• RECORDED DATA
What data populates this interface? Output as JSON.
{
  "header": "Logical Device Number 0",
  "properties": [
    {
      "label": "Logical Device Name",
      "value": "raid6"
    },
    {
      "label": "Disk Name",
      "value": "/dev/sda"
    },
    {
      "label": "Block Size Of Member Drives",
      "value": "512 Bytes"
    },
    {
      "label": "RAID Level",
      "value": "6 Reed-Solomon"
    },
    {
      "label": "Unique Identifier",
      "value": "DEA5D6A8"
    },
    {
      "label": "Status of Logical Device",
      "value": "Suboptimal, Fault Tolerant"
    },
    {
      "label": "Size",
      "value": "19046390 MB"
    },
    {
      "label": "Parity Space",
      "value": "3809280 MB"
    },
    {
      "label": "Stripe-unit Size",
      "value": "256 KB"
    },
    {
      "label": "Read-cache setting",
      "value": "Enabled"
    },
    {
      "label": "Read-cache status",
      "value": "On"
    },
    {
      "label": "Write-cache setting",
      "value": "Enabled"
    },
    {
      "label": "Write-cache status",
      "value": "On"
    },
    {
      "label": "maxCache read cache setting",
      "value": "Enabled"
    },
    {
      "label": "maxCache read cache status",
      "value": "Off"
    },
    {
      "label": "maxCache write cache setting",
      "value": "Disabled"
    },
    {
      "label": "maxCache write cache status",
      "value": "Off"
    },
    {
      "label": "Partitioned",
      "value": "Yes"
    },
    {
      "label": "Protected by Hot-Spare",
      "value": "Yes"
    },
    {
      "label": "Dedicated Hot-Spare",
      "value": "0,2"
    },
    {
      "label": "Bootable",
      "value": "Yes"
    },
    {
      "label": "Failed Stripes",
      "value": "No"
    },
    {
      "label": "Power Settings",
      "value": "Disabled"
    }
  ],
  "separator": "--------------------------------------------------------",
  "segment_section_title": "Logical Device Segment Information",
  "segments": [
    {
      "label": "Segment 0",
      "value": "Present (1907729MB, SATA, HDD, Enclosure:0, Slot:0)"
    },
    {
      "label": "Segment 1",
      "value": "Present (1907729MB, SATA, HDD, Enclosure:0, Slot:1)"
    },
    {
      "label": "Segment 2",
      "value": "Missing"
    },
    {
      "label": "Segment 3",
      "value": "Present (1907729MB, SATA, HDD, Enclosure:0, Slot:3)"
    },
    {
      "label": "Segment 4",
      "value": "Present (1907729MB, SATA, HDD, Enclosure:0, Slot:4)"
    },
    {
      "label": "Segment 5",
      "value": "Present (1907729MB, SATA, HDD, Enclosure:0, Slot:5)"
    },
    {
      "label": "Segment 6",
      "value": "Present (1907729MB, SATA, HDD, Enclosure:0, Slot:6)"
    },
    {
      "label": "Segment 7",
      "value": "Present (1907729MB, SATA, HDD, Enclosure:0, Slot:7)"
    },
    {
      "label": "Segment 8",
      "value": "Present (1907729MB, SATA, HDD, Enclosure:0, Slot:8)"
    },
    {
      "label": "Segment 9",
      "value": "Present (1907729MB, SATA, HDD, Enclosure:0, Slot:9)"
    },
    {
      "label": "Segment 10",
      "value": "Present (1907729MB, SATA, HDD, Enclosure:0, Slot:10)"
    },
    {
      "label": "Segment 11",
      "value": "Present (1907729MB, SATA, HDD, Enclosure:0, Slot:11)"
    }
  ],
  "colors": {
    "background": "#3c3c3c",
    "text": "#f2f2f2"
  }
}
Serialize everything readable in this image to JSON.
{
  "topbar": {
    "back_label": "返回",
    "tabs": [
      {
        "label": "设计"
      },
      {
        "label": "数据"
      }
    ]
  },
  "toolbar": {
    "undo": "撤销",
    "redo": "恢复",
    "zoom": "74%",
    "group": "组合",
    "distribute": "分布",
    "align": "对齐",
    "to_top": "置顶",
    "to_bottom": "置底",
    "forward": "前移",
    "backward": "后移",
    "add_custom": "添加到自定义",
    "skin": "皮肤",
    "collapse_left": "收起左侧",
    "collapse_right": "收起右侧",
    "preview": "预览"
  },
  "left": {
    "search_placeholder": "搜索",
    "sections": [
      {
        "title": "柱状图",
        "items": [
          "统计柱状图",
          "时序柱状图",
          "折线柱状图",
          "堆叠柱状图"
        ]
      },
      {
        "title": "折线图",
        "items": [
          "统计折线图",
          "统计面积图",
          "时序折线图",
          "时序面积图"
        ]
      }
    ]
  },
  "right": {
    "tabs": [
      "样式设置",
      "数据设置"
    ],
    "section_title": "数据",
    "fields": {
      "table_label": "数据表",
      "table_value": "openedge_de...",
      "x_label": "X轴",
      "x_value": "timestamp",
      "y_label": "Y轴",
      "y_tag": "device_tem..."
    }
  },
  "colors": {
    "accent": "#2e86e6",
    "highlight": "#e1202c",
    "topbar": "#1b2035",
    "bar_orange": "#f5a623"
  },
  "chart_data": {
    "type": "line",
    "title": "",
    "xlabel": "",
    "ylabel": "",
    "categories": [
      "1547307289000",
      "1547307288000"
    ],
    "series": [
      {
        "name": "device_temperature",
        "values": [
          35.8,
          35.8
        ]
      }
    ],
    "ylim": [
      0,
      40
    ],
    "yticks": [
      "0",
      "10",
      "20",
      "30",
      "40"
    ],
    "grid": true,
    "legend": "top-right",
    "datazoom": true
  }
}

• YOUR GOAL
Transcribe every entry verbatim.

• ANSWER FOR THIS EXERCISE
What data populates this interface? Output as JSON.
{
  "header": "Logical Device Number 0",
  "properties": [
    {
      "label": "Logical Device Name",
      "value": "raid6"
    },
    {
      "label": "Disk Name",
      "value": "/dev/sda"
    },
    {
      "label": "Block Size Of Member Drives",
      "value": "512 Bytes"
    },
    {
      "label": "RAID Level",
      "value": "6 Reed-Solomon"
    },
    {
      "label": "Unique Identifier",
      "value": "DEA5D6A8"
    },
    {
      "label": "Status of Logical Device",
      "value": "Suboptimal, Fault Tolerant"
    },
    {
      "label": "Size",
      "value": "19046390 MB"
    },
    {
      "label": "Parity Space",
      "value": "3809280 MB"
    },
    {
      "label": "Stripe-unit Size",
      "value": "256 KB"
    },
    {
      "label": "Read-cache setting",
      "value": "Enabled"
    },
    {
      "label": "Read-cache status",
      "value": "On"
    },
    {
      "label": "Write-cache setting",
      "value": "Enabled"
    },
    {
      "label": "Write-cache status",
      "value": "On"
    },
    {
      "label": "maxCache read cache setting",
      "value": "Enabled"
    },
    {
      "label": "maxCache read cache status",
      "value": "Off"
    },
    {
      "label": "maxCache write cache setting",
      "value": "Disabled"
    },
    {
      "label": "maxCache write cache status",
      "value": "Off"
    },
    {
      "label": "Partitioned",
      "value": "Yes"
    },
    {
      "label": "Protected by Hot-Spare",
      "value": "Yes"
    },
    {
      "label": "Dedicated Hot-Spare",
      "value": "0,2"
    },
    {
      "label": "Bootable",
      "value": "Yes"
    },
    {
      "label": "Failed Stripes",
      "value": "No"
    },
    {
      "label": "Power Settings",
      "value": "Disabled"
    }
  ],
  "separator": "--------------------------------------------------------",
  "segment_section_title": "Logical Device Segment Information",
  "segments": [
    {
      "label": "Segment 0",
      "value": "Present (1907729MB, SATA, HDD, Enclosure:0, Slot:0)"
    },
    {
      "label": "Segment 1",
      "value": "Present (1907729MB, SATA, HDD, Enclosure:0, Slot:1)"
    },
    {
      "label": "Segment 2",
      "value": "Missing"
    },
    {
      "label": "Segment 3",
      "value": "Present (1907729MB, SATA, HDD, Enclosure:0, Slot:3)"
    },
    {
      "label": "Segment 4",
      "value": "Present (1907729MB, SATA, HDD, Enclosure:0, Slot:4)"
    },
    {
      "label": "Segment 5",
      "value": "Present (1907729MB, SATA, HDD, Enclosure:0, Slot:5)"
    },
    {
      "label": "Segment 6",
      "value": "Present (1907729MB, SATA, HDD, Enclosure:0, Slot:6)"
    },
    {
      "label": "Segment 7",
      "value": "Present (1907729MB, SATA, HDD, Enclosure:0, Slot:7)"
    },
    {
      "label": "Segment 8",
      "value": "Present (1907729MB, SATA, HDD, Enclosure:0, Slot:8)"
    },
    {
      "label": "Segment 9",
      "value": "Present (1907729MB, SATA, HDD, Enclosure:0, Slot:9)"
    },
    {
      "label": "Segment 10",
      "value": "Present (1907729MB, SATA, HDD, Enclosure:0, Slot:10)"
    },
    {
      "label": "Segment 11",
      "value": "Present (1907729MB, SATA, HDD, Enclosure:0, Slot:11)"
    }
  ],
  "colors": {
    "background": "#3c3c3c",
    "text": "#f2f2f2"
  }
}
Serialize everything readable in this image to JSON.
{
  "topbar": {
    "back_label": "返回",
    "tabs": [
      {
        "label": "设计"
      },
      {
        "label": "数据"
      }
    ]
  },
  "toolbar": {
    "undo": "撤销",
    "redo": "恢复",
    "zoom": "74%",
    "group": "组合",
    "distribute": "分布",
    "align": "对齐",
    "to_top": "置顶",
    "to_bottom": "置底",
    "forward": "前移",
    "backward": "后移",
    "add_custom": "添加到自定义",
    "skin": "皮肤",
    "collapse_left": "收起左侧",
    "collapse_right": "收起右侧",
    "preview": "预览"
  },
  "left": {
    "search_placeholder": "搜索",
    "sections": [
      {
        "title": "柱状图",
        "items": [
          "统计柱状图",
          "时序柱状图",
          "折线柱状图",
          "堆叠柱状图"
        ]
      },
      {
        "title": "折线图",
        "items": [
          "统计折线图",
          "统计面积图",
          "时序折线图",
          "时序面积图"
        ]
      }
    ]
  },
  "right": {
    "tabs": [
      "样式设置",
      "数据设置"
    ],
    "section_title": "数据",
    "fields": {
      "table_label": "数据表",
      "table_value": "openedge_de...",
      "x_label": "X轴",
      "x_value": "timestamp",
      "y_label": "Y轴",
      "y_tag": "device_tem..."
    }
  },
  "colors": {
    "accent": "#2e86e6",
    "highlight": "#e1202c",
    "topbar": "#1b2035",
    "bar_orange": "#f5a623"
  },
  "chart_data": {
    "type": "line",
    "title": "",
    "xlabel": "",
    "ylabel": "",
    "categories": [
      "1547307289000",
      "1547307288000"
    ],
    "series": [
      {
        "name": "device_temperature",
        "values": [
          35.8,
          35.8
        ]
      }
    ],
    "ylim": [
      0,
      40
    ],
    "yticks": [
      "0",
      "10",
      "20",
      "30",
      "40"
    ],
    "grid": true,
    "legend": "top-right",
    "datazoom": true
  }
}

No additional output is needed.